[Dataset records]

-----

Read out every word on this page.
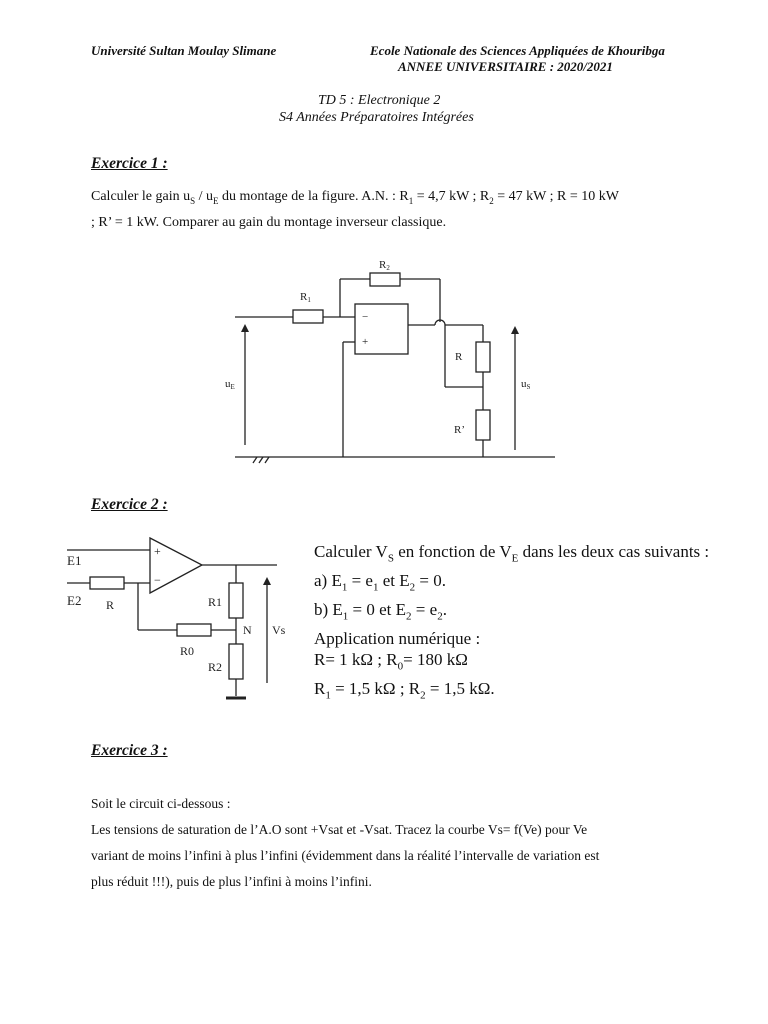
Université Sultan Moulay Slimane	Ecole Nationale des Sciences Appliquées de Khouribga
ANNEE UNIVERSITAIRE : 2020/2021
TD 5 : Electronique 2
S4 Années Préparatoires Intégrées
Exercice 1 :
Calculer le gain $u_S / u_E$ du montage de la figure. A.N. : $R_1 = 4,7$ kW ; $R_2 = 47$ kW ; R = 10 kW
; R’ = 1 kW. Comparer au gain du montage inverseur classique.
R1
R2
−
+
R
R’
uE	uS
Exercice 2 :
E1
E2 R
+
−
R1
N Vs
R0
R2
Calculer $V_S$ en fonction de $V_E$ dans les deux cas suivants :
a) $E_1 = e_1$ et $E_2 = 0$.
b) $E_1 = 0$ et $E_2 = e_2$.
Application numérique :
R= 1 kΩ ; $R_0= 180$ kΩ
$R_1 = 1,5$ kΩ ; $R_2 = 1,5$ kΩ.
Exercice 3 :
Soit le circuit ci-dessous :
Les tensions de saturation de l’A.O sont +Vsat et -Vsat. Tracez la courbe Vs= f(Ve) pour Ve
variant de moins l’infini à plus l’infini (évidemment dans la réalité l’intervalle de variation est
plus réduit !!!), puis de plus l’infini à moins l’infini.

-----

## Exercise prompt
Please set down each line of the data above exactly as written, without the pictures.

## Exercise output
Read out every word on this page.
Université Sultan Moulay Slimane	Ecole Nationale des Sciences Appliquées de Khouribga
ANNEE UNIVERSITAIRE : 2020/2021
TD 5 : Electronique 2
S4 Années Préparatoires Intégrées
Exercice 1 :
Calculer le gain $u_S / u_E$ du montage de la figure. A.N. : $R_1 = 4,7$ kW ; $R_2 = 47$ kW ; R = 10 kW
; R’ = 1 kW. Comparer au gain du montage inverseur classique.
R1
R2
−
+
R
R’
uE	uS
Exercice 2 :
E1
E2 R
+
−
R1
N Vs
R0
R2
Calculer $V_S$ en fonction de $V_E$ dans les deux cas suivants :
a) $E_1 = e_1$ et $E_2 = 0$.
b) $E_1 = 0$ et $E_2 = e_2$.
Application numérique :
R= 1 kΩ ; $R_0= 180$ kΩ
$R_1 = 1,5$ kΩ ; $R_2 = 1,5$ kΩ.
Exercice 3 :
Soit le circuit ci-dessous :
Les tensions de saturation de l’A.O sont +Vsat et -Vsat. Tracez la courbe Vs= f(Ve) pour Ve
variant de moins l’infini à plus l’infini (évidemment dans la réalité l’intervalle de variation est
plus réduit !!!), puis de plus l’infini à moins l’infini.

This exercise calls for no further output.